===== Stored data =====

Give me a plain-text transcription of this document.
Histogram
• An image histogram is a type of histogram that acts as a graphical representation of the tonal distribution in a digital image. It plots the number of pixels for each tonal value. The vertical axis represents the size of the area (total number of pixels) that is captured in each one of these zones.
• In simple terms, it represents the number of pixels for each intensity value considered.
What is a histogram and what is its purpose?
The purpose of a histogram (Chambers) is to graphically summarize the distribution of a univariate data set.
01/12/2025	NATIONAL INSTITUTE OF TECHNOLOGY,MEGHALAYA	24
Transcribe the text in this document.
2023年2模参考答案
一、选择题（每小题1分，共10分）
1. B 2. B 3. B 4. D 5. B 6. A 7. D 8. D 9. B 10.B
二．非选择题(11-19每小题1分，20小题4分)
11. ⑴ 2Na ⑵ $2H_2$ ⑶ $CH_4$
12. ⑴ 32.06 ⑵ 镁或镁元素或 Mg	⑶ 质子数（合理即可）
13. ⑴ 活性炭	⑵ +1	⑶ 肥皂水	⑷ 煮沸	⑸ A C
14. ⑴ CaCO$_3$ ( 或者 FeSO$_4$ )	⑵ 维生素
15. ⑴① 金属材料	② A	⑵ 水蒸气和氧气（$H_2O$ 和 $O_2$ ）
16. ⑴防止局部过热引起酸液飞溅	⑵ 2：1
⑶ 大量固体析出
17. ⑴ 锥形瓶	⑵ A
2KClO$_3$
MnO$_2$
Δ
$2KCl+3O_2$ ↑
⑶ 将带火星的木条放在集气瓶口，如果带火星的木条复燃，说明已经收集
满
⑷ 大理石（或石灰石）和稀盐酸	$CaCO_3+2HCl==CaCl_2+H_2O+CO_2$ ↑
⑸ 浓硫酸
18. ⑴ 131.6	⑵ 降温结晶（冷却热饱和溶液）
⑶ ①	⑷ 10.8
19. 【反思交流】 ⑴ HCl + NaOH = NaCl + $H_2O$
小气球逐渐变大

=====

Select the lines from the entries that include the word "purpose".

[Right answer]
What is a histogram and what is its purpose?
The purpose of a histogram (Chambers) is to graphically summarize the distribution of a univariate data set.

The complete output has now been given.